Problem details
Your task is to repeat all of the material exactly.

Stored data

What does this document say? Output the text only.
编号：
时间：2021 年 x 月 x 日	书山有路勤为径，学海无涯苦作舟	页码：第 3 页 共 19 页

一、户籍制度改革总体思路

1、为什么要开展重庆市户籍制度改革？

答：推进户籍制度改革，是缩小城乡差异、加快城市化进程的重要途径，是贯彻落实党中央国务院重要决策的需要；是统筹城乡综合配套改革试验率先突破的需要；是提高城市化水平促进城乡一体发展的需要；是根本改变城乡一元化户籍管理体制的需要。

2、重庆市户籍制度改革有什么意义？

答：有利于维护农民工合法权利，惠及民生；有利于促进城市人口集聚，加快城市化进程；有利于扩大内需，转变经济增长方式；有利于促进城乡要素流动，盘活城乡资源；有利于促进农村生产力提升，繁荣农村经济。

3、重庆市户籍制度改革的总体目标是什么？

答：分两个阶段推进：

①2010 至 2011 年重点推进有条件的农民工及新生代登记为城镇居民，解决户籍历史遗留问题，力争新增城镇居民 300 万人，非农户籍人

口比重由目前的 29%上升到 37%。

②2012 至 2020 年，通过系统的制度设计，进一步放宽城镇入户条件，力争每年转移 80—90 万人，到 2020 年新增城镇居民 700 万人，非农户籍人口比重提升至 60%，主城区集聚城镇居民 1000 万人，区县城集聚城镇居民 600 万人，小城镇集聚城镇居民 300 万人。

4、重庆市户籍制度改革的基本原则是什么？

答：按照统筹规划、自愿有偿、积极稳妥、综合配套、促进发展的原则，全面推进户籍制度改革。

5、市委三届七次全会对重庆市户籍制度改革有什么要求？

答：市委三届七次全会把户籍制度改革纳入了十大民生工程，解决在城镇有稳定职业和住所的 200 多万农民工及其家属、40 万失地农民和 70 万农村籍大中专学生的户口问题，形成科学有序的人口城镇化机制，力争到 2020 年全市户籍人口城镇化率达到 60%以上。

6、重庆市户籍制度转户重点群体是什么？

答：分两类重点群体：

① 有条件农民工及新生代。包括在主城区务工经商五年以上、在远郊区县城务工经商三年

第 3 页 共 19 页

Solution to this problem
What does this document say? Output the text only.
编号：
时间：2021 年 x 月 x 日	书山有路勤为径，学海无涯苦作舟	页码：第 3 页 共 19 页

一、户籍制度改革总体思路

1、为什么要开展重庆市户籍制度改革？

答：推进户籍制度改革，是缩小城乡差异、加快城市化进程的重要途径，是贯彻落实党中央国务院重要决策的需要；是统筹城乡综合配套改革试验率先突破的需要；是提高城市化水平促进城乡一体发展的需要；是根本改变城乡一元化户籍管理体制的需要。

2、重庆市户籍制度改革有什么意义？

答：有利于维护农民工合法权利，惠及民生；有利于促进城市人口集聚，加快城市化进程；有利于扩大内需，转变经济增长方式；有利于促进城乡要素流动，盘活城乡资源；有利于促进农村生产力提升，繁荣农村经济。

3、重庆市户籍制度改革的总体目标是什么？

答：分两个阶段推进：

①2010 至 2011 年重点推进有条件的农民工及新生代登记为城镇居民，解决户籍历史遗留问题，力争新增城镇居民 300 万人，非农户籍人

口比重由目前的 29%上升到 37%。

②2012 至 2020 年，通过系统的制度设计，进一步放宽城镇入户条件，力争每年转移 80—90 万人，到 2020 年新增城镇居民 700 万人，非农户籍人口比重提升至 60%，主城区集聚城镇居民 1000 万人，区县城集聚城镇居民 600 万人，小城镇集聚城镇居民 300 万人。

4、重庆市户籍制度改革的基本原则是什么？

答：按照统筹规划、自愿有偿、积极稳妥、综合配套、促进发展的原则，全面推进户籍制度改革。

5、市委三届七次全会对重庆市户籍制度改革有什么要求？

答：市委三届七次全会把户籍制度改革纳入了十大民生工程，解决在城镇有稳定职业和住所的 200 多万农民工及其家属、40 万失地农民和 70 万农村籍大中专学生的户口问题，形成科学有序的人口城镇化机制，力争到 2020 年全市户籍人口城镇化率达到 60%以上。

6、重庆市户籍制度转户重点群体是什么？

答：分两类重点群体：

① 有条件农民工及新生代。包括在主城区务工经商五年以上、在远郊区县城务工经商三年

第 3 页 共 19 页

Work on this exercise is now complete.